== Task directions ==
Please set down all the lines beneath this one exactly, without the pictures.

┏━━

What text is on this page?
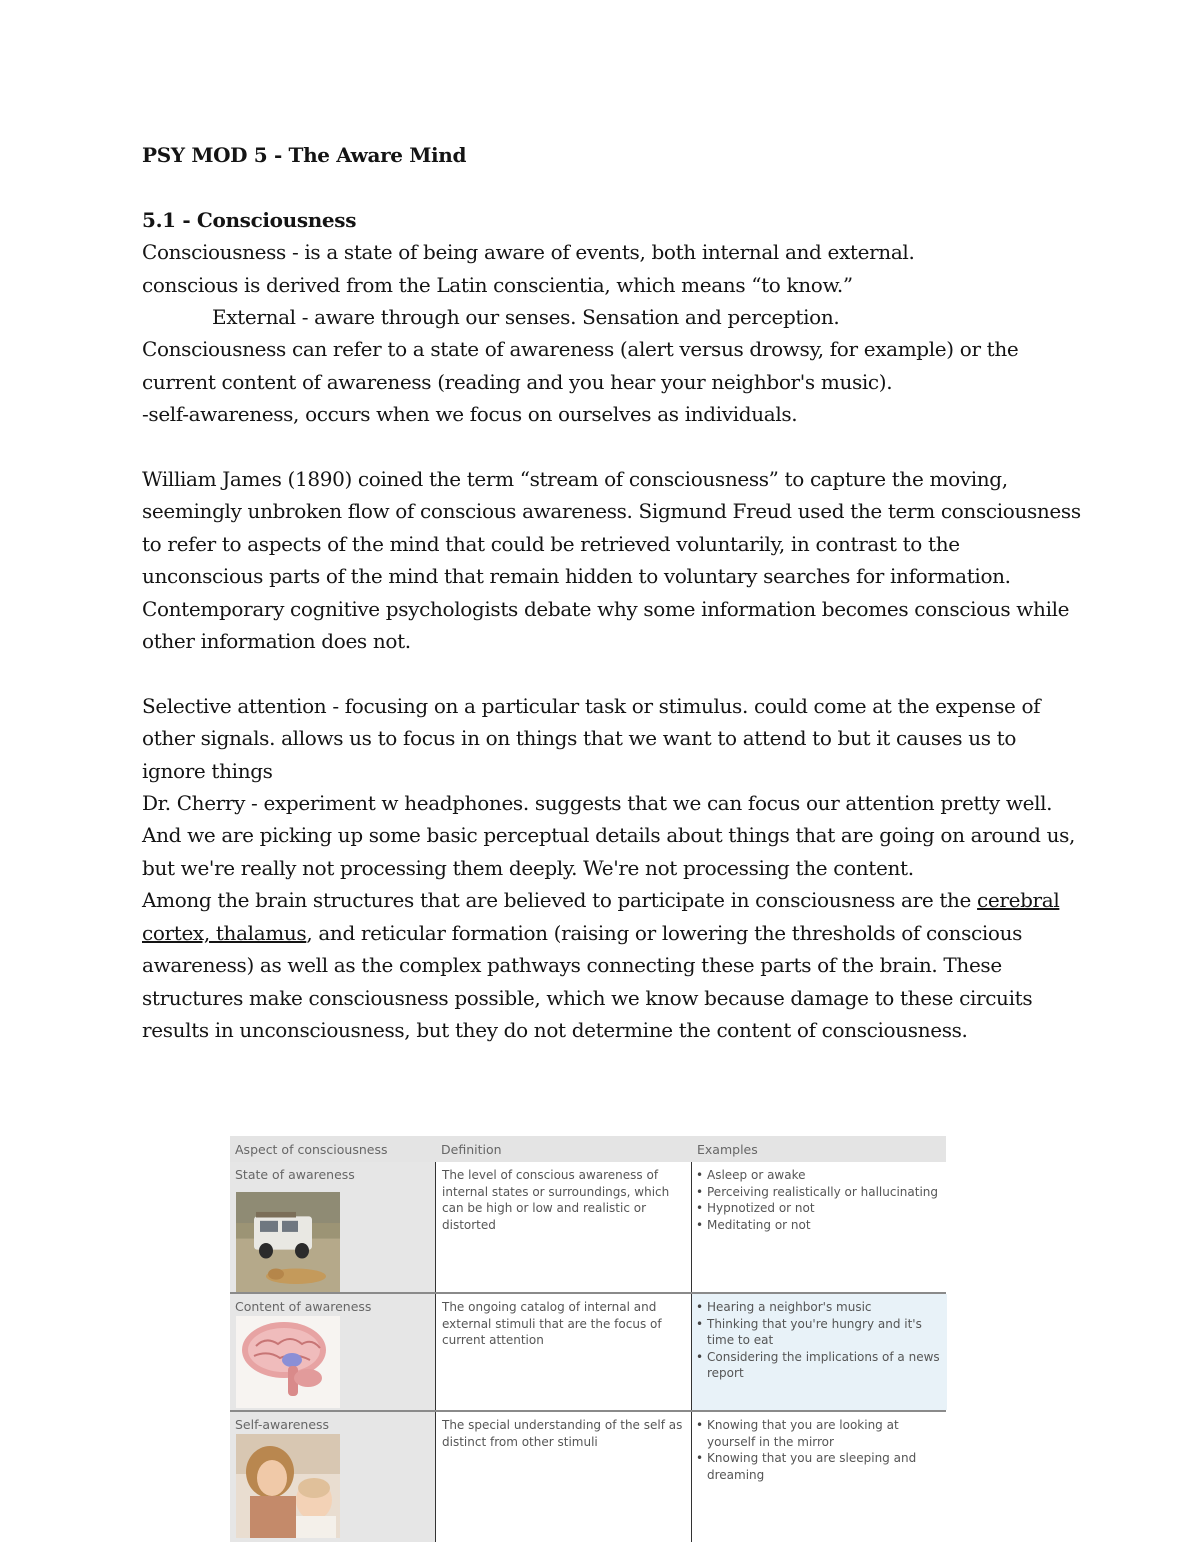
PSY MOD 5 - The Aware Mind

5.1 - Consciousness

Consciousness - is a state of being aware of events, both internal and external.

conscious is derived from the Latin conscientia, which means “to know.”

External - aware through our senses. Sensation and perception.

Consciousness can refer to a state of awareness (alert versus drowsy, for example) or the current content of awareness (reading and you hear your neighbor's music).

-self-awareness, occurs when we focus on ourselves as individuals.

William James (1890) coined the term “stream of consciousness” to capture the moving, seemingly unbroken flow of conscious awareness. Sigmund Freud used the term consciousness to refer to aspects of the mind that could be retrieved voluntarily, in contrast to the unconscious parts of the mind that remain hidden to voluntary searches for information. Contemporary cognitive psychologists debate why some information becomes conscious while other information does not.

Selective attention - focusing on a particular task or stimulus. could come at the expense of other signals. allows us to focus in on things that we want to attend to but it causes us to ignore things

Dr. Cherry - experiment w headphones. suggests that we can focus our attention pretty well. And we are picking up some basic perceptual details about things that are going on around us, but we're really not processing them deeply. We're not processing the content.

Among the brain structures that are believed to participate in consciousness are the cerebral cortex, thalamus, and reticular formation (raising or lowering the thresholds of conscious awareness) as well as the complex pathways connecting these parts of the brain. These structures make consciousness possible, which we know because damage to these circuits results in unconsciousness, but they do not determine the content of consciousness.

Aspect of consciousness	Definition	Examples
State of awareness	The level of conscious awareness of internal states or surroundings, which can be high or low and realistic or distorted
• Asleep or awake
• Perceiving realistically or hallucinating
• Hypnotized or not
• Meditating or not
Content of awareness	The ongoing catalog of internal and external stimuli that are the focus of current attention
• Hearing a neighbor's music
• Thinking that you're hungry and it's time to eat
• Considering the implications of a news report
Self-awareness	The special understanding of the self as distinct from other stimuli
• Knowing that you are looking at yourself in the mirror
• Knowing that you are sleeping and dreaming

┗━━

== Exercise answer ==
What text is on this page?
PSY MOD 5 - The Aware Mind

5.1 - Consciousness

Consciousness - is a state of being aware of events, both internal and external.

conscious is derived from the Latin conscientia, which means “to know.”

External - aware through our senses. Sensation and perception.

Consciousness can refer to a state of awareness (alert versus drowsy, for example) or the current content of awareness (reading and you hear your neighbor's music).

-self-awareness, occurs when we focus on ourselves as individuals.

William James (1890) coined the term “stream of consciousness” to capture the moving, seemingly unbroken flow of conscious awareness. Sigmund Freud used the term consciousness to refer to aspects of the mind that could be retrieved voluntarily, in contrast to the unconscious parts of the mind that remain hidden to voluntary searches for information. Contemporary cognitive psychologists debate why some information becomes conscious while other information does not.

Selective attention - focusing on a particular task or stimulus. could come at the expense of other signals. allows us to focus in on things that we want to attend to but it causes us to ignore things

Dr. Cherry - experiment w headphones. suggests that we can focus our attention pretty well. And we are picking up some basic perceptual details about things that are going on around us, but we're really not processing them deeply. We're not processing the content.

Among the brain structures that are believed to participate in consciousness are the cerebral cortex, thalamus, and reticular formation (raising or lowering the thresholds of conscious awareness) as well as the complex pathways connecting these parts of the brain. These structures make consciousness possible, which we know because damage to these circuits results in unconsciousness, but they do not determine the content of consciousness.

Aspect of consciousness	Definition	Examples
State of awareness	The level of conscious awareness of internal states or surroundings, which can be high or low and realistic or distorted
• Asleep or awake
• Perceiving realistically or hallucinating
• Hypnotized or not
• Meditating or not
Content of awareness	The ongoing catalog of internal and external stimuli that are the focus of current attention
• Hearing a neighbor's music
• Thinking that you're hungry and it's time to eat
• Considering the implications of a news report
Self-awareness	The special understanding of the self as distinct from other stimuli
• Knowing that you are looking at yourself in the mirror
• Knowing that you are sleeping and dreaming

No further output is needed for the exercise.